[Written exercise] Return the lines below that carry the word "next".

[Extracted records]

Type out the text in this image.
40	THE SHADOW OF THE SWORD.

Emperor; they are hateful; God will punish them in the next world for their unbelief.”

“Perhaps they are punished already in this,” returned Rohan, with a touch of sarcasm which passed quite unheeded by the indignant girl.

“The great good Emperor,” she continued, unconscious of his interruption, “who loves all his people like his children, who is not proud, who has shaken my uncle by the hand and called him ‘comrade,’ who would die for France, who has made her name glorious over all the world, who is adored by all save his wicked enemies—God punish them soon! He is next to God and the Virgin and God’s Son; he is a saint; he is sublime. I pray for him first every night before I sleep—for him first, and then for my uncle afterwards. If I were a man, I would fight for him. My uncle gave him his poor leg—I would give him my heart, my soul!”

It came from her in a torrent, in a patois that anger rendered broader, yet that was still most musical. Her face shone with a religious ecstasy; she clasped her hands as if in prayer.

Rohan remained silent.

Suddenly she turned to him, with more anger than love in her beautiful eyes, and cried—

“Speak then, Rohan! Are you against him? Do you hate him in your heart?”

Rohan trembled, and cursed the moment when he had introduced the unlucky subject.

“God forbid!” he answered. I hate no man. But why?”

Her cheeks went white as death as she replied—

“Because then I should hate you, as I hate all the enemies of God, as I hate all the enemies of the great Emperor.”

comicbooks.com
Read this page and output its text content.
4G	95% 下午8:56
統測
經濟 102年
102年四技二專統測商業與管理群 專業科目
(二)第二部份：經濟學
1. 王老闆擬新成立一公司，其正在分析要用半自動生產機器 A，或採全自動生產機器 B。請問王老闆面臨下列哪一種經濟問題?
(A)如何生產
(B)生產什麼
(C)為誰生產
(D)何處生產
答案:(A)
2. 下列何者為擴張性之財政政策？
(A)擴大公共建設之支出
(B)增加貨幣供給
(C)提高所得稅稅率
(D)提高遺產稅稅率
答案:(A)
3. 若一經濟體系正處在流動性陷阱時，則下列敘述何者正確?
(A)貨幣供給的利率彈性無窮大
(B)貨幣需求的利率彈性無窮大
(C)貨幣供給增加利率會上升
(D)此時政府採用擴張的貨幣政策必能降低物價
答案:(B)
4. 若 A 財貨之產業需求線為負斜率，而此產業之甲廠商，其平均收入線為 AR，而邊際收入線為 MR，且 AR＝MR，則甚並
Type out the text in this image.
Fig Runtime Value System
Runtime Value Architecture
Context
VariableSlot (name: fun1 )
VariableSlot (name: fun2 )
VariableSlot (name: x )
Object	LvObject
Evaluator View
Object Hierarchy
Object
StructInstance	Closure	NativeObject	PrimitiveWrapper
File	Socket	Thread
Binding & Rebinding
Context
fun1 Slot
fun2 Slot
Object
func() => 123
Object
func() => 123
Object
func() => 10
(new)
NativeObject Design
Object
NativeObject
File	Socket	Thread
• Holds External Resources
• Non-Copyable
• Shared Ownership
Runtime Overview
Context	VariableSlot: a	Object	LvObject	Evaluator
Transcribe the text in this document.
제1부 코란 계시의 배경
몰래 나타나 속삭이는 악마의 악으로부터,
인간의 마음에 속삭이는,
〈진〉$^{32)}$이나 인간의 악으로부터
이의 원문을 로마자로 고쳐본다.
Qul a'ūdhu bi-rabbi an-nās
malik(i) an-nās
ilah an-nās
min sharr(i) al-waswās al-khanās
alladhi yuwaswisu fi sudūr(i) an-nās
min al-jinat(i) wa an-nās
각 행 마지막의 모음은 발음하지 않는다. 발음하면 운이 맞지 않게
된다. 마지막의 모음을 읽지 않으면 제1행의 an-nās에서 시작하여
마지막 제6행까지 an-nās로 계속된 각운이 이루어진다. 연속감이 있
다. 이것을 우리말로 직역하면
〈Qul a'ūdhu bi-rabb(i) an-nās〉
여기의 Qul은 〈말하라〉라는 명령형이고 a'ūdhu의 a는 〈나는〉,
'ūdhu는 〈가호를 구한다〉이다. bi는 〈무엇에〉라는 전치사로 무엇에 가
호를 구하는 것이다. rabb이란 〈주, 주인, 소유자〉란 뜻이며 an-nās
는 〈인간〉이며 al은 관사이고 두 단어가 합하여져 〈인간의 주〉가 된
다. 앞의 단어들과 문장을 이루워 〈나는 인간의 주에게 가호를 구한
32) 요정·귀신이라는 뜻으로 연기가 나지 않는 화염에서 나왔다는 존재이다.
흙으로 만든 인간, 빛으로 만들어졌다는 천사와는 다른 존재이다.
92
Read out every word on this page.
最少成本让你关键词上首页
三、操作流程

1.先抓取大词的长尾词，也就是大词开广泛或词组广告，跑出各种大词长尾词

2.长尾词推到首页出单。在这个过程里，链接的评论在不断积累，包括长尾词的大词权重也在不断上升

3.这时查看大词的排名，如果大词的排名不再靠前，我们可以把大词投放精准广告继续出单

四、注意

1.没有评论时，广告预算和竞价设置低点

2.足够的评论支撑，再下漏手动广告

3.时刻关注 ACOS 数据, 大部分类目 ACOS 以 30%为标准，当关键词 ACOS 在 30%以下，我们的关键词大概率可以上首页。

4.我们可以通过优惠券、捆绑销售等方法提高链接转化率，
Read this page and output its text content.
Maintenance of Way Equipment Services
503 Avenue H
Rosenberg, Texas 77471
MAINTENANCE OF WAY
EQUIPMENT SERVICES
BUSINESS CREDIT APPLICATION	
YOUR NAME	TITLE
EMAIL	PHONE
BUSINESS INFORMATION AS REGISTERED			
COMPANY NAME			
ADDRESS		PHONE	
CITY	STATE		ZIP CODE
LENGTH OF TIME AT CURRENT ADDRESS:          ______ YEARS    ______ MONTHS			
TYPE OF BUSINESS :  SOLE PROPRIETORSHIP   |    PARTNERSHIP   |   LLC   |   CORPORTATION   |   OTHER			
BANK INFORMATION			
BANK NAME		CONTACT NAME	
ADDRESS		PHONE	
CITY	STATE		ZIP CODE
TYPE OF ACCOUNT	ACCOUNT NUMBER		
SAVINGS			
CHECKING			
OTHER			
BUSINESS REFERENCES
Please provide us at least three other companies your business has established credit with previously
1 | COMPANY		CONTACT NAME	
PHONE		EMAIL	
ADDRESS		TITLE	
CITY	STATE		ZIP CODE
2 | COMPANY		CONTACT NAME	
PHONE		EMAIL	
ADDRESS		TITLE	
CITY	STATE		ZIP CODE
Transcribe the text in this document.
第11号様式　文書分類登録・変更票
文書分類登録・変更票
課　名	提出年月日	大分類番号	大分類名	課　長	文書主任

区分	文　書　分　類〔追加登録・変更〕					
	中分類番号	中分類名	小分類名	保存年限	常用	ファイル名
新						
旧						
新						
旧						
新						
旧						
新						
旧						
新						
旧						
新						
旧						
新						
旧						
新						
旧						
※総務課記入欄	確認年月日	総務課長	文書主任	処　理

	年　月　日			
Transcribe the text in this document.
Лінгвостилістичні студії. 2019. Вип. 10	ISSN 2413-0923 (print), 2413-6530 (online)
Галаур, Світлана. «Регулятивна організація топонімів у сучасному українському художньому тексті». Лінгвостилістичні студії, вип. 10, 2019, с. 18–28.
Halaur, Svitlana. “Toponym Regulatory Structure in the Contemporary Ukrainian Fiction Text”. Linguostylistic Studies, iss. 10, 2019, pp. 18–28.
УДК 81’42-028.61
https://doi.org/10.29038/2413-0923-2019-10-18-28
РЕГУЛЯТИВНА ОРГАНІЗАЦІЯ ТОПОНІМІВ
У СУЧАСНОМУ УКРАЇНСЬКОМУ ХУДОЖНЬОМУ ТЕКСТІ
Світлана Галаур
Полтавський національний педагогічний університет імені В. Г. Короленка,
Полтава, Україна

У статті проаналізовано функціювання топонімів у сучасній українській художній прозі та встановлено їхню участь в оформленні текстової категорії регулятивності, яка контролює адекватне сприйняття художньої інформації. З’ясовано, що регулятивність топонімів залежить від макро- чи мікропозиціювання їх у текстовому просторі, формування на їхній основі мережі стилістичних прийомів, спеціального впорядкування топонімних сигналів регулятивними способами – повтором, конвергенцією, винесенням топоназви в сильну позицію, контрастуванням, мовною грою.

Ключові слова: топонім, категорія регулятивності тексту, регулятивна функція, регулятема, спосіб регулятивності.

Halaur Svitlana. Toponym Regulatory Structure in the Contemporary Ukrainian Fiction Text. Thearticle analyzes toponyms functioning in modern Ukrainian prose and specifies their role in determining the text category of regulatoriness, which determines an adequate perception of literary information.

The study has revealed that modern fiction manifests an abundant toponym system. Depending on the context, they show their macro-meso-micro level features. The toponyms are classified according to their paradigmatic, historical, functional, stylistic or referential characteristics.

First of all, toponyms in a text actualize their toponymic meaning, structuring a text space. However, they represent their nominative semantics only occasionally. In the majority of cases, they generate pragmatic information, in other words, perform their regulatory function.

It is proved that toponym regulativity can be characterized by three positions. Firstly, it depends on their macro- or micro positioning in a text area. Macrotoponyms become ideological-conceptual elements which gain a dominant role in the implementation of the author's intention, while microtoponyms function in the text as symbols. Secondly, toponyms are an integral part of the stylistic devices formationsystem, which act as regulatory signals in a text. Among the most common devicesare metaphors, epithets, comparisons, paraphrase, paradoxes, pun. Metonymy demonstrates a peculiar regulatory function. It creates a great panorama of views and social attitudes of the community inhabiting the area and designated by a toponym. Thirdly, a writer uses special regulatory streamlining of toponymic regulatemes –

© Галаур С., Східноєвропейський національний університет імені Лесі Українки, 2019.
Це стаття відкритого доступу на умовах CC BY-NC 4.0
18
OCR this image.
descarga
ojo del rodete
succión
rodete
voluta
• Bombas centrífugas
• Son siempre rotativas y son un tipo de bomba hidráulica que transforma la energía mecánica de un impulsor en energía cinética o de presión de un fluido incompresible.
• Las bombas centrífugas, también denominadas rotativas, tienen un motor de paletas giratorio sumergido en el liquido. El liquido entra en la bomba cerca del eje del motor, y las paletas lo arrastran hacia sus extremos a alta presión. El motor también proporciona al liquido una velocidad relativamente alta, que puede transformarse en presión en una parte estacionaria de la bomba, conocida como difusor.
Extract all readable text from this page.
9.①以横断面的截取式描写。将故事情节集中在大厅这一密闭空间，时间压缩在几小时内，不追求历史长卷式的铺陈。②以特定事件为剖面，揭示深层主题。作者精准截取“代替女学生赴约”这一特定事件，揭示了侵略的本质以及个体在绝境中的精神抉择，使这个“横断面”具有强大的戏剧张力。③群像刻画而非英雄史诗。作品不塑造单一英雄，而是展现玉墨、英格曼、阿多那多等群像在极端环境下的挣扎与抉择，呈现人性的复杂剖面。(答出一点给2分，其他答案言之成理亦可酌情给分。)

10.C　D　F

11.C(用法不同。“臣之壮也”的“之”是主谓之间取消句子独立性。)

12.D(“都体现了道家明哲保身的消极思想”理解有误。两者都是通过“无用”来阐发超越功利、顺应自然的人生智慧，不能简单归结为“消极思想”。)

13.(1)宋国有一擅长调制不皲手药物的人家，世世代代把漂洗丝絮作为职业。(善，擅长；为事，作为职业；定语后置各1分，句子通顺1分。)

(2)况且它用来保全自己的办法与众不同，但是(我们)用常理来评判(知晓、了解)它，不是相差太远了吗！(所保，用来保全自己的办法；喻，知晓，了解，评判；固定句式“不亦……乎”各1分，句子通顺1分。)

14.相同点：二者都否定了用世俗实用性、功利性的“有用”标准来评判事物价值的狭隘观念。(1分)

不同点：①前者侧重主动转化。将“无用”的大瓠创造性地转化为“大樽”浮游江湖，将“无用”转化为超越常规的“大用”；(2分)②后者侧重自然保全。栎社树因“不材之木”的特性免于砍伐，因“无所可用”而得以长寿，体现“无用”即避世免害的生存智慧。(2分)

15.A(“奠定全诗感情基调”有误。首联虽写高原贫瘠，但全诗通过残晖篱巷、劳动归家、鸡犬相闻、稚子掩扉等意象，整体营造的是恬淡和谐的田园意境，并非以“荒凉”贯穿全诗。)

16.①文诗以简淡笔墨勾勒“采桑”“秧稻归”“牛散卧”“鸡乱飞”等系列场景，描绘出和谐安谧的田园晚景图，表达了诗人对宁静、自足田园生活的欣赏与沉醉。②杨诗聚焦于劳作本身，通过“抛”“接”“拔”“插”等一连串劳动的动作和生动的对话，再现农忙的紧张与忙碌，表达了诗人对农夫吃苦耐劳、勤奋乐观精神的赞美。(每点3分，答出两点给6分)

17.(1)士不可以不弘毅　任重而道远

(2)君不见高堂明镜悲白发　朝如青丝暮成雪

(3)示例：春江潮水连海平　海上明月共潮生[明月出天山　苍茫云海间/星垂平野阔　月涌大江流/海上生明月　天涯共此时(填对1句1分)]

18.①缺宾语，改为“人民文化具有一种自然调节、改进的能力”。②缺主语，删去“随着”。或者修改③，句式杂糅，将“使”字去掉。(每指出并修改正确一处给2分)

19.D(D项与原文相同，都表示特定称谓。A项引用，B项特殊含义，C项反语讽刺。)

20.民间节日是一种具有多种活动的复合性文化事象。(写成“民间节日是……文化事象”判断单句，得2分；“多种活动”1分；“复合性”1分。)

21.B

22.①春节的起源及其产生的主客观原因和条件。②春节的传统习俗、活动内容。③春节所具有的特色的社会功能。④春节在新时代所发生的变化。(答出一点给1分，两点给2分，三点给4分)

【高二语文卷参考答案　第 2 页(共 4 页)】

[Correct result]
Emperor; they are hateful; God will punish them in the next world for their unbelief.”
“The great good Emperor,” she continued, unconscious of his interruption, “who loves all his people like his children, who is not proud, who has shaken my uncle by the hand and called him ‘comrade,’ who would die for France, who has made her name glorious over all the world, who is adored by all save his wicked enemies—God punish them soon! He is next to God and the Virgin and God’s Son; he is a saint; he is sublime. I pray for him first every night before I sleep—for him first, and then for my uncle afterwards. If I were a man, I would fight for him. My uncle gave him his poor leg—I would give him my heart, my soul!”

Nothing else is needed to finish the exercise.